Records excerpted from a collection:
=-=-=-=-=
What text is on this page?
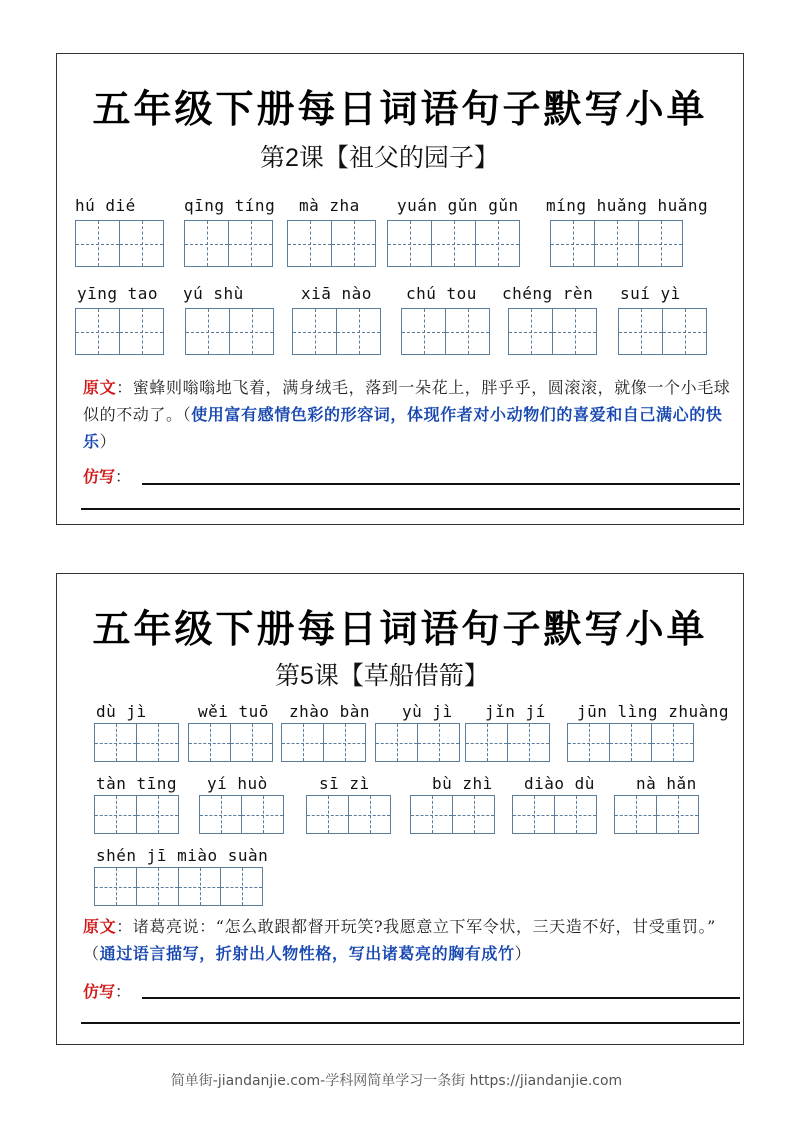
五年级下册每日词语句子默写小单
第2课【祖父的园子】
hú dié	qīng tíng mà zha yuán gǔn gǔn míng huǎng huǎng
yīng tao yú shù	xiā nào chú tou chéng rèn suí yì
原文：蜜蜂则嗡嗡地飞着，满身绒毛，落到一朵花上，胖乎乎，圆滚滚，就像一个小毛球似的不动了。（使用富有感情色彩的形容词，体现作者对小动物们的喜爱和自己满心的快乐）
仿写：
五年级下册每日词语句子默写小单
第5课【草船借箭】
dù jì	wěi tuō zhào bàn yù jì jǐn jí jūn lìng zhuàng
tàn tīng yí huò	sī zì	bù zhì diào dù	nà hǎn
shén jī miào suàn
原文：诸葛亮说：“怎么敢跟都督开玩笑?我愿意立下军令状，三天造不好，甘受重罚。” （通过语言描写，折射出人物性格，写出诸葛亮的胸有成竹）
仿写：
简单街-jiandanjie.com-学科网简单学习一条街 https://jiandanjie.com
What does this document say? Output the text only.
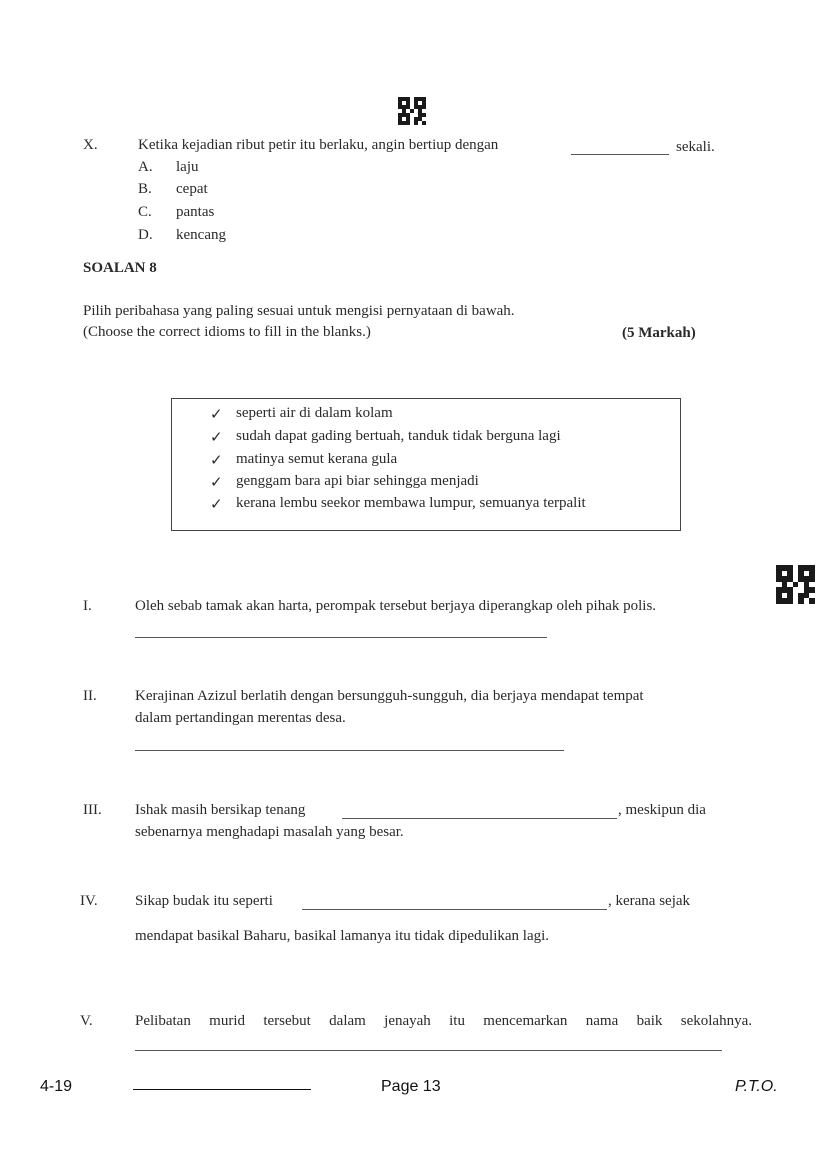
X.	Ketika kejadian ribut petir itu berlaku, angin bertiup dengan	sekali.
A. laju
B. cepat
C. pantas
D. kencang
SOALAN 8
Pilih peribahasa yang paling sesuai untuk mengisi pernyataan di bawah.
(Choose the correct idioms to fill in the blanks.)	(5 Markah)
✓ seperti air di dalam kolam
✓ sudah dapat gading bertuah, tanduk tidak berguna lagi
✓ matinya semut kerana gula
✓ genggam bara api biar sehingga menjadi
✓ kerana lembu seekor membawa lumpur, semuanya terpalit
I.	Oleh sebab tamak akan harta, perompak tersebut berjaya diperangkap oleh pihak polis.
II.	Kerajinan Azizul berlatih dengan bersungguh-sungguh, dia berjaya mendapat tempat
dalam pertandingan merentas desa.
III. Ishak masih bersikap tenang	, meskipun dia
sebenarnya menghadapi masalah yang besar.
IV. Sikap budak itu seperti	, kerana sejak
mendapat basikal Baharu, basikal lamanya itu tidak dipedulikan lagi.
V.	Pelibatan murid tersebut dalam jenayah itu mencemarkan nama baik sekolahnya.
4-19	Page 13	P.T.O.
=-=-=-=-=
§ **Set exercise**
Repeat all of the data above word for word, minus the pictures.

§ **Solved exercise**
What text is on this page?
五年级下册每日词语句子默写小单
第2课【祖父的园子】
hú dié	qīng tíng mà zha yuán gǔn gǔn míng huǎng huǎng
yīng tao yú shù	xiā nào chú tou chéng rèn suí yì
原文：蜜蜂则嗡嗡地飞着，满身绒毛，落到一朵花上，胖乎乎，圆滚滚，就像一个小毛球似的不动了。（使用富有感情色彩的形容词，体现作者对小动物们的喜爱和自己满心的快乐）
仿写：
五年级下册每日词语句子默写小单
第5课【草船借箭】
dù jì	wěi tuō zhào bàn yù jì jǐn jí jūn lìng zhuàng
tàn tīng yí huò	sī zì	bù zhì diào dù	nà hǎn
shén jī miào suàn
原文：诸葛亮说：“怎么敢跟都督开玩笑?我愿意立下军令状，三天造不好，甘受重罚。” （通过语言描写，折射出人物性格，写出诸葛亮的胸有成竹）
仿写：
简单街-jiandanjie.com-学科网简单学习一条街 https://jiandanjie.com
What does this document say? Output the text only.
X.	Ketika kejadian ribut petir itu berlaku, angin bertiup dengan	sekali.
A. laju
B. cepat
C. pantas
D. kencang
SOALAN 8
Pilih peribahasa yang paling sesuai untuk mengisi pernyataan di bawah.
(Choose the correct idioms to fill in the blanks.)	(5 Markah)
✓ seperti air di dalam kolam
✓ sudah dapat gading bertuah, tanduk tidak berguna lagi
✓ matinya semut kerana gula
✓ genggam bara api biar sehingga menjadi
✓ kerana lembu seekor membawa lumpur, semuanya terpalit
I.	Oleh sebab tamak akan harta, perompak tersebut berjaya diperangkap oleh pihak polis.
II.	Kerajinan Azizul berlatih dengan bersungguh-sungguh, dia berjaya mendapat tempat
dalam pertandingan merentas desa.
III. Ishak masih bersikap tenang	, meskipun dia
sebenarnya menghadapi masalah yang besar.
IV. Sikap budak itu seperti	, kerana sejak
mendapat basikal Baharu, basikal lamanya itu tidak dipedulikan lagi.
V.	Pelibatan murid tersebut dalam jenayah itu mencemarkan nama baik sekolahnya.
4-19	Page 13	P.T.O.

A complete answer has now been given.